[Records that describe figures]
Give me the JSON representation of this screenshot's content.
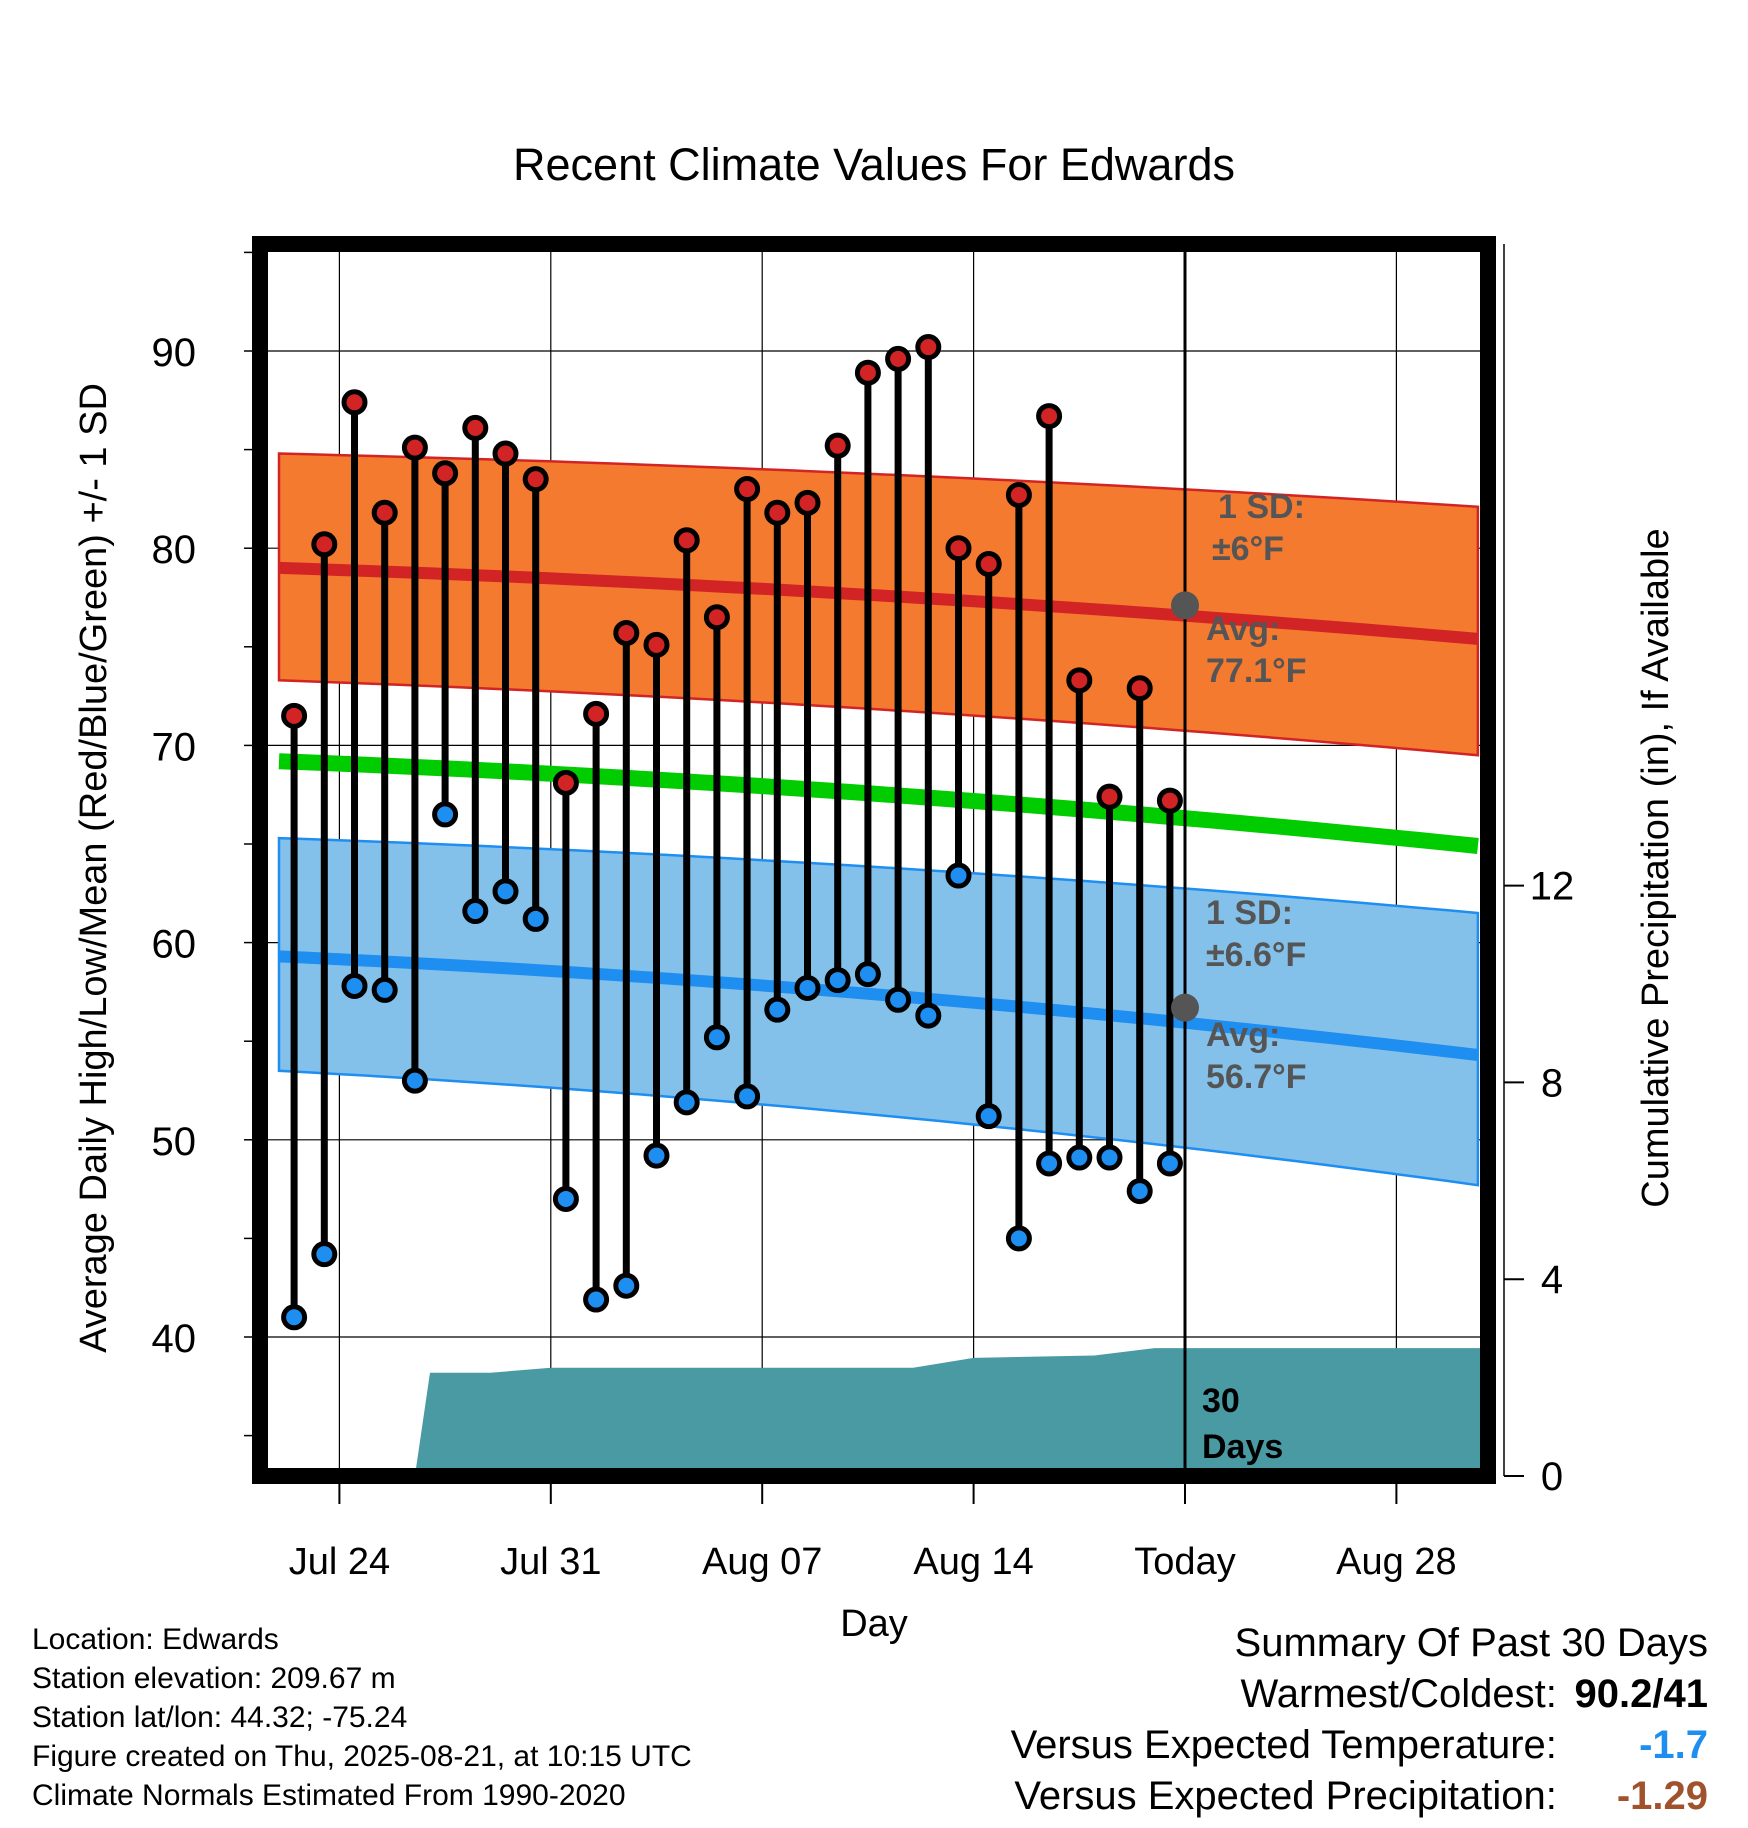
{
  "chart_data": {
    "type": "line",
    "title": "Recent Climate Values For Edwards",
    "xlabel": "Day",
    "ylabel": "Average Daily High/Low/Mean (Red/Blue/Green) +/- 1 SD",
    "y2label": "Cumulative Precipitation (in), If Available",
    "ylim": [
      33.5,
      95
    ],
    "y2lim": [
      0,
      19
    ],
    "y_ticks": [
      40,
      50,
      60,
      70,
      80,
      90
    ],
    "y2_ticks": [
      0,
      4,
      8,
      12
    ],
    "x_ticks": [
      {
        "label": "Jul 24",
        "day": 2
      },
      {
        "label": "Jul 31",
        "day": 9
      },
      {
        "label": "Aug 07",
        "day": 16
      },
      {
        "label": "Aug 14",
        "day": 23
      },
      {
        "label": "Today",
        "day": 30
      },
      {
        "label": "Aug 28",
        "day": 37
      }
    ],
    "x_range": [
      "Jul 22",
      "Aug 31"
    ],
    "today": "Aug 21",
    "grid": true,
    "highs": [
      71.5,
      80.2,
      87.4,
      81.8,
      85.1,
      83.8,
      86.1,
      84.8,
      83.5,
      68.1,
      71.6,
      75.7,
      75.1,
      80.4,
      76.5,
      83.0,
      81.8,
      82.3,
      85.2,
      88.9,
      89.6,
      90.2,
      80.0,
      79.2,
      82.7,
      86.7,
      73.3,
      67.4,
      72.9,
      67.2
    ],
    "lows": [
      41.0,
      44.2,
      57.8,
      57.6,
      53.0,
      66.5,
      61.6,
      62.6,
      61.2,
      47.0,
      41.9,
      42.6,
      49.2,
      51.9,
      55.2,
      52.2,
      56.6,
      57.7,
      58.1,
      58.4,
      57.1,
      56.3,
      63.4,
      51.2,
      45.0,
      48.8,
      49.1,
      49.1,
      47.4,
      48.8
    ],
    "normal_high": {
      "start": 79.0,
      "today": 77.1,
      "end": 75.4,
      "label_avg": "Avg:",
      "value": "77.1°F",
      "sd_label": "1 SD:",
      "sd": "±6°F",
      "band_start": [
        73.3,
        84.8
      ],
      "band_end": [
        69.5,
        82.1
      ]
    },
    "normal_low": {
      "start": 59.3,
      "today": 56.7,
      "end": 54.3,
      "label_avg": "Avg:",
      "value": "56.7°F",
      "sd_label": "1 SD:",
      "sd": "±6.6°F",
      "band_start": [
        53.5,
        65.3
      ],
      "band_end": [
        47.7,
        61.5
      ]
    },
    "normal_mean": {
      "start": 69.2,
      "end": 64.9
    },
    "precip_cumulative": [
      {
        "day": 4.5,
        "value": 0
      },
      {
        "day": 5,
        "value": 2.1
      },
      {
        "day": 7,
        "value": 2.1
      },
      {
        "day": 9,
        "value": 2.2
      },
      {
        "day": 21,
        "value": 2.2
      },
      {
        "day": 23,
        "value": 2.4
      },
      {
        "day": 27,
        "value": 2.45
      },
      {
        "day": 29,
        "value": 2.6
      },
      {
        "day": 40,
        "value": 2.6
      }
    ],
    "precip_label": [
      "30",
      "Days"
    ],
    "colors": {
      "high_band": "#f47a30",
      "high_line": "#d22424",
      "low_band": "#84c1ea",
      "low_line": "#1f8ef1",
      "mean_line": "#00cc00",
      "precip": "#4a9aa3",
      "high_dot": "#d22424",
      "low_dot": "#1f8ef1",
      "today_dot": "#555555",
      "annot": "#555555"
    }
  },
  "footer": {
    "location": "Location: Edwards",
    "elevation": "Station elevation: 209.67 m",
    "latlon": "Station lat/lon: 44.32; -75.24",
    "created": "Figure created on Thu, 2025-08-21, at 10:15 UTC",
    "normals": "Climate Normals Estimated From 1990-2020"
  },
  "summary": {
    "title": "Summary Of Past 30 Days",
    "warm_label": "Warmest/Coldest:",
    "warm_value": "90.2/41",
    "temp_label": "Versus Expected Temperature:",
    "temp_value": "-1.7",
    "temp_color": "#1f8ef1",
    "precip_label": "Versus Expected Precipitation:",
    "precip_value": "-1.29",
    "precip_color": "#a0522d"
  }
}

▶ Required work:
The records above are to be quoted exactly, with all pictures left out.

▶ Written response:
Give me the JSON representation of this screenshot's content.
{
  "chart_data": {
    "type": "line",
    "title": "Recent Climate Values For Edwards",
    "xlabel": "Day",
    "ylabel": "Average Daily High/Low/Mean (Red/Blue/Green) +/- 1 SD",
    "y2label": "Cumulative Precipitation (in), If Available",
    "ylim": [
      33.5,
      95
    ],
    "y2lim": [
      0,
      19
    ],
    "y_ticks": [
      40,
      50,
      60,
      70,
      80,
      90
    ],
    "y2_ticks": [
      0,
      4,
      8,
      12
    ],
    "x_ticks": [
      {
        "label": "Jul 24",
        "day": 2
      },
      {
        "label": "Jul 31",
        "day": 9
      },
      {
        "label": "Aug 07",
        "day": 16
      },
      {
        "label": "Aug 14",
        "day": 23
      },
      {
        "label": "Today",
        "day": 30
      },
      {
        "label": "Aug 28",
        "day": 37
      }
    ],
    "x_range": [
      "Jul 22",
      "Aug 31"
    ],
    "today": "Aug 21",
    "grid": true,
    "highs": [
      71.5,
      80.2,
      87.4,
      81.8,
      85.1,
      83.8,
      86.1,
      84.8,
      83.5,
      68.1,
      71.6,
      75.7,
      75.1,
      80.4,
      76.5,
      83.0,
      81.8,
      82.3,
      85.2,
      88.9,
      89.6,
      90.2,
      80.0,
      79.2,
      82.7,
      86.7,
      73.3,
      67.4,
      72.9,
      67.2
    ],
    "lows": [
      41.0,
      44.2,
      57.8,
      57.6,
      53.0,
      66.5,
      61.6,
      62.6,
      61.2,
      47.0,
      41.9,
      42.6,
      49.2,
      51.9,
      55.2,
      52.2,
      56.6,
      57.7,
      58.1,
      58.4,
      57.1,
      56.3,
      63.4,
      51.2,
      45.0,
      48.8,
      49.1,
      49.1,
      47.4,
      48.8
    ],
    "normal_high": {
      "start": 79.0,
      "today": 77.1,
      "end": 75.4,
      "label_avg": "Avg:",
      "value": "77.1°F",
      "sd_label": "1 SD:",
      "sd": "±6°F",
      "band_start": [
        73.3,
        84.8
      ],
      "band_end": [
        69.5,
        82.1
      ]
    },
    "normal_low": {
      "start": 59.3,
      "today": 56.7,
      "end": 54.3,
      "label_avg": "Avg:",
      "value": "56.7°F",
      "sd_label": "1 SD:",
      "sd": "±6.6°F",
      "band_start": [
        53.5,
        65.3
      ],
      "band_end": [
        47.7,
        61.5
      ]
    },
    "normal_mean": {
      "start": 69.2,
      "end": 64.9
    },
    "precip_cumulative": [
      {
        "day": 4.5,
        "value": 0
      },
      {
        "day": 5,
        "value": 2.1
      },
      {
        "day": 7,
        "value": 2.1
      },
      {
        "day": 9,
        "value": 2.2
      },
      {
        "day": 21,
        "value": 2.2
      },
      {
        "day": 23,
        "value": 2.4
      },
      {
        "day": 27,
        "value": 2.45
      },
      {
        "day": 29,
        "value": 2.6
      },
      {
        "day": 40,
        "value": 2.6
      }
    ],
    "precip_label": [
      "30",
      "Days"
    ],
    "colors": {
      "high_band": "#f47a30",
      "high_line": "#d22424",
      "low_band": "#84c1ea",
      "low_line": "#1f8ef1",
      "mean_line": "#00cc00",
      "precip": "#4a9aa3",
      "high_dot": "#d22424",
      "low_dot": "#1f8ef1",
      "today_dot": "#555555",
      "annot": "#555555"
    }
  },
  "footer": {
    "location": "Location: Edwards",
    "elevation": "Station elevation: 209.67 m",
    "latlon": "Station lat/lon: 44.32; -75.24",
    "created": "Figure created on Thu, 2025-08-21, at 10:15 UTC",
    "normals": "Climate Normals Estimated From 1990-2020"
  },
  "summary": {
    "title": "Summary Of Past 30 Days",
    "warm_label": "Warmest/Coldest:",
    "warm_value": "90.2/41",
    "temp_label": "Versus Expected Temperature:",
    "temp_value": "-1.7",
    "temp_color": "#1f8ef1",
    "precip_label": "Versus Expected Precipitation:",
    "precip_value": "-1.29",
    "precip_color": "#a0522d"
  }
}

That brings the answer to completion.